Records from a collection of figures
==*==
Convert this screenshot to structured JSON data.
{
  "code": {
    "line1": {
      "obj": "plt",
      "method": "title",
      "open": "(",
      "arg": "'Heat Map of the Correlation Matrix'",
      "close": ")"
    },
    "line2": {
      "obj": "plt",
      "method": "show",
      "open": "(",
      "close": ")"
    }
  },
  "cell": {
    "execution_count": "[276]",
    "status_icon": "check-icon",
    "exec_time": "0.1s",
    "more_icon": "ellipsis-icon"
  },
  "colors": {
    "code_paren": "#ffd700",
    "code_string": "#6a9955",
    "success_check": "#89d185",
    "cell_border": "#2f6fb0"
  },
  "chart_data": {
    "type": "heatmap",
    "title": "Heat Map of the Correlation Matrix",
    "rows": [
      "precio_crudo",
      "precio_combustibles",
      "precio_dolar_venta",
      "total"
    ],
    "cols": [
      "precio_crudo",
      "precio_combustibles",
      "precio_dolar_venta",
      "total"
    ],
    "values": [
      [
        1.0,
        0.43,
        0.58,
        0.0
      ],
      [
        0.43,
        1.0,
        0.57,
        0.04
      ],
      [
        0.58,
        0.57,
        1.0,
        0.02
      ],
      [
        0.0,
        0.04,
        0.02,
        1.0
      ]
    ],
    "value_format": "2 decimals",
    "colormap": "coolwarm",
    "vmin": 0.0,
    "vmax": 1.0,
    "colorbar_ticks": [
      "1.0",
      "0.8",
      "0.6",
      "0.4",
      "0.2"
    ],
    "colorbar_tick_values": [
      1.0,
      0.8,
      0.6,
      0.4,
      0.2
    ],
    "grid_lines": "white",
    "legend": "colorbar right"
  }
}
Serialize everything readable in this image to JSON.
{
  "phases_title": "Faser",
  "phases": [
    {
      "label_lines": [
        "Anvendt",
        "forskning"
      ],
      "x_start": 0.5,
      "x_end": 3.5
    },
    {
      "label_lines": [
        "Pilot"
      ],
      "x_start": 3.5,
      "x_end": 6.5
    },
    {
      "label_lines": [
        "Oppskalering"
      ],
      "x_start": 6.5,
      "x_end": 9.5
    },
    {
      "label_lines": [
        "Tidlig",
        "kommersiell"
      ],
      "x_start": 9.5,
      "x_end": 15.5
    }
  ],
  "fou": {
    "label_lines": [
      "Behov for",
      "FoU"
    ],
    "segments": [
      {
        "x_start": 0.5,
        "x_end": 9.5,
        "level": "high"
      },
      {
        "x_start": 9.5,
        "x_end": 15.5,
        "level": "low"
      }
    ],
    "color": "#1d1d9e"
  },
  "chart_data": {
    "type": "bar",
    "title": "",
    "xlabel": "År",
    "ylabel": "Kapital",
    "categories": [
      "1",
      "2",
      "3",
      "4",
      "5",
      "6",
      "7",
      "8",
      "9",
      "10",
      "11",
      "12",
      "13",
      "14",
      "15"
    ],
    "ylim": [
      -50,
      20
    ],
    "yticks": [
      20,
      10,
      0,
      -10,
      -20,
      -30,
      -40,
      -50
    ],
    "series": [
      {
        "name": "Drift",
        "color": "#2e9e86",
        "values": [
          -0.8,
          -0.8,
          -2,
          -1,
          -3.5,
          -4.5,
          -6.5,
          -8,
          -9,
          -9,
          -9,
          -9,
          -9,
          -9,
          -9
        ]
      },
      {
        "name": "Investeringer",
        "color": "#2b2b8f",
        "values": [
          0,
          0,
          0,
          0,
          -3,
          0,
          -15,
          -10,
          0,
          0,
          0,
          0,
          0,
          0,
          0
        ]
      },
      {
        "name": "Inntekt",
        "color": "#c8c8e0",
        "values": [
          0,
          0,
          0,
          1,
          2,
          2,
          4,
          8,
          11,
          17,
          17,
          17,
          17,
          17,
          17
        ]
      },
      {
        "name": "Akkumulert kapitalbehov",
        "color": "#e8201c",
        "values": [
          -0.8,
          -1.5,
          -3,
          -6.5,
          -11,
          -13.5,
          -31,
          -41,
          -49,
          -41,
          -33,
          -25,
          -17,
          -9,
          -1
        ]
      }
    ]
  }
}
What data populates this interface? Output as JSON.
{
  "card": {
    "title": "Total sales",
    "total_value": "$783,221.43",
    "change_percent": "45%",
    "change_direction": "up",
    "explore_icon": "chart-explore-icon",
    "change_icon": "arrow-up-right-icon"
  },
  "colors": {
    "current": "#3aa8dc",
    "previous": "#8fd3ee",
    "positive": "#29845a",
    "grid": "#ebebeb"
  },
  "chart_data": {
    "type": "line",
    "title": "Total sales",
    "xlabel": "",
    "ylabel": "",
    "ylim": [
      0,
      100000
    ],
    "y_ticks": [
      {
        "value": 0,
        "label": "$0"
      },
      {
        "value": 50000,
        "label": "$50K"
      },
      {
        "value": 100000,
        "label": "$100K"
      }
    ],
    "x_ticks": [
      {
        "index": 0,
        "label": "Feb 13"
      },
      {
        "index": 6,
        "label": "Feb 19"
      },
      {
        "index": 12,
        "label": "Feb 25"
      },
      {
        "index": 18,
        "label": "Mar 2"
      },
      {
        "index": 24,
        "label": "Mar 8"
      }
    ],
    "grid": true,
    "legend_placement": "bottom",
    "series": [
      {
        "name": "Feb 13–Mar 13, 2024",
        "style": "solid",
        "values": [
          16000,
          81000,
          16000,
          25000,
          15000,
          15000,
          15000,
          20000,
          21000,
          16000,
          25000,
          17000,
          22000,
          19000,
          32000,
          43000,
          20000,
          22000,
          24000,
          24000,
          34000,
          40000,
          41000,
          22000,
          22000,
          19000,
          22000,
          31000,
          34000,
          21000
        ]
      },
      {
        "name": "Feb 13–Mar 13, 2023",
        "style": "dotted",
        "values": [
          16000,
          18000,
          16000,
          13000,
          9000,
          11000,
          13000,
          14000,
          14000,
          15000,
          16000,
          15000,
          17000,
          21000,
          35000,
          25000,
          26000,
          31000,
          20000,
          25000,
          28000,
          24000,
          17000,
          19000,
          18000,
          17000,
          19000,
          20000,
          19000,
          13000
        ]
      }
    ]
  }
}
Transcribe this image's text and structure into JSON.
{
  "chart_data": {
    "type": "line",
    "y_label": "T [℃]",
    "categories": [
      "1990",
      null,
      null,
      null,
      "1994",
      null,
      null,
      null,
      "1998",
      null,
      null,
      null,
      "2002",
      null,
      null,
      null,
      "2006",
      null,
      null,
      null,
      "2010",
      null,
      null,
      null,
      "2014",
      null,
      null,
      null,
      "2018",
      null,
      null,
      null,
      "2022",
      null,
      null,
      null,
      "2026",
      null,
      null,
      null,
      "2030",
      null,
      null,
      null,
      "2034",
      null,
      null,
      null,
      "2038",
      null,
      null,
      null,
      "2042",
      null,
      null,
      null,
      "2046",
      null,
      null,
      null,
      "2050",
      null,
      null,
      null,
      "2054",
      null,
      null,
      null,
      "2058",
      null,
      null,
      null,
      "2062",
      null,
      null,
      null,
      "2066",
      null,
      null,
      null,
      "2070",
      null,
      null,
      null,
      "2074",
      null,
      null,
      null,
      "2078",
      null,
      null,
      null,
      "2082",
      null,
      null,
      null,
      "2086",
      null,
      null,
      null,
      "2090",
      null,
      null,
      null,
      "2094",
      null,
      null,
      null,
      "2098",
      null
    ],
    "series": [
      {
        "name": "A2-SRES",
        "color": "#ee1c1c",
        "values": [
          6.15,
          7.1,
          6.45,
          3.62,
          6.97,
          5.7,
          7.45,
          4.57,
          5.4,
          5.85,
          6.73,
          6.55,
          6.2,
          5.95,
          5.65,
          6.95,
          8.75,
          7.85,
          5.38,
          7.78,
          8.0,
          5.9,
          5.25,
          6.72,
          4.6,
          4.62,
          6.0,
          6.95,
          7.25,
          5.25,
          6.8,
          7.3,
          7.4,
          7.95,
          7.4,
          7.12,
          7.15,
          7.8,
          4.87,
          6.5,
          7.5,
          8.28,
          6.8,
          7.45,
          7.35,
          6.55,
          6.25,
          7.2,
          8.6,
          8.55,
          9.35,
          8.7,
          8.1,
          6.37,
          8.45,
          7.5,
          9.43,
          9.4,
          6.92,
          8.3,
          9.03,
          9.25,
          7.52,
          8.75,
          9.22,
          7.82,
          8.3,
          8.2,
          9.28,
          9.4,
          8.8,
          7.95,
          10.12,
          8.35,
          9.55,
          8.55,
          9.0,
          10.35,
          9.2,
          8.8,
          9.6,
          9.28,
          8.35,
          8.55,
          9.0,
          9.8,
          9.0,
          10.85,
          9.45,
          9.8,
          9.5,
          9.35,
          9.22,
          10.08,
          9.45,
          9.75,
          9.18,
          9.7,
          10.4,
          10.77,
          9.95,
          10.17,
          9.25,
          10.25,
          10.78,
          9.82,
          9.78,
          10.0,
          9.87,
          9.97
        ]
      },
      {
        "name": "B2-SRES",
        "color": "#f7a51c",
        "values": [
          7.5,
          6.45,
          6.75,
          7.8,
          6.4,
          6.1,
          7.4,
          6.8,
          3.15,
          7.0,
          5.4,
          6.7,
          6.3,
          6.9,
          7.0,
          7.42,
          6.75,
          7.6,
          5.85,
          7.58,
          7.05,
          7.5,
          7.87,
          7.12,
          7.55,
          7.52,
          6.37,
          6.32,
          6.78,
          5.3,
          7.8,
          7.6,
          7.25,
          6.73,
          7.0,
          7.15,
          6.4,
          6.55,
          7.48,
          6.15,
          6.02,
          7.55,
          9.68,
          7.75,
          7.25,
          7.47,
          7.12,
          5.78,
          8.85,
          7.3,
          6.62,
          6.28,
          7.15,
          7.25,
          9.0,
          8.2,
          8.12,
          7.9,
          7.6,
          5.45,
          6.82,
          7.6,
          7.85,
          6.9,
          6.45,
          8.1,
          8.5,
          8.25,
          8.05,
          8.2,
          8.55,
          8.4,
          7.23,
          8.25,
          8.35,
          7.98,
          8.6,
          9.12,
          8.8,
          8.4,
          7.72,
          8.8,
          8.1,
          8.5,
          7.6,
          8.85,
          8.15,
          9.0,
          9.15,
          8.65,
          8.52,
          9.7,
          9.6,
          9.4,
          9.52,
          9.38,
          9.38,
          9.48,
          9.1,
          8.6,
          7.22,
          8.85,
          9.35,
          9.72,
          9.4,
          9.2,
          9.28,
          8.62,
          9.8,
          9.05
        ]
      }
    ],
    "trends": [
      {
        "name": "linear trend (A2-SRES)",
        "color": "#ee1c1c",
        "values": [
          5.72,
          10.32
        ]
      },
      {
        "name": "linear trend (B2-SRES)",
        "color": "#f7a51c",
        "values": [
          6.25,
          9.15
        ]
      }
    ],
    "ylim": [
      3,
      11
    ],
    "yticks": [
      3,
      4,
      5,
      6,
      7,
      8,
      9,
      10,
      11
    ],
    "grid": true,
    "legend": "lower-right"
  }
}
==*==
* **Given exercise**:
Sift the material for lines with the string "SRES". Copy each one found.

* **Written reply**:
        "name": "A2-SRES",
        "name": "B2-SRES",
        "name": "linear trend (A2-SRES)",
        "name": "linear trend (B2-SRES)",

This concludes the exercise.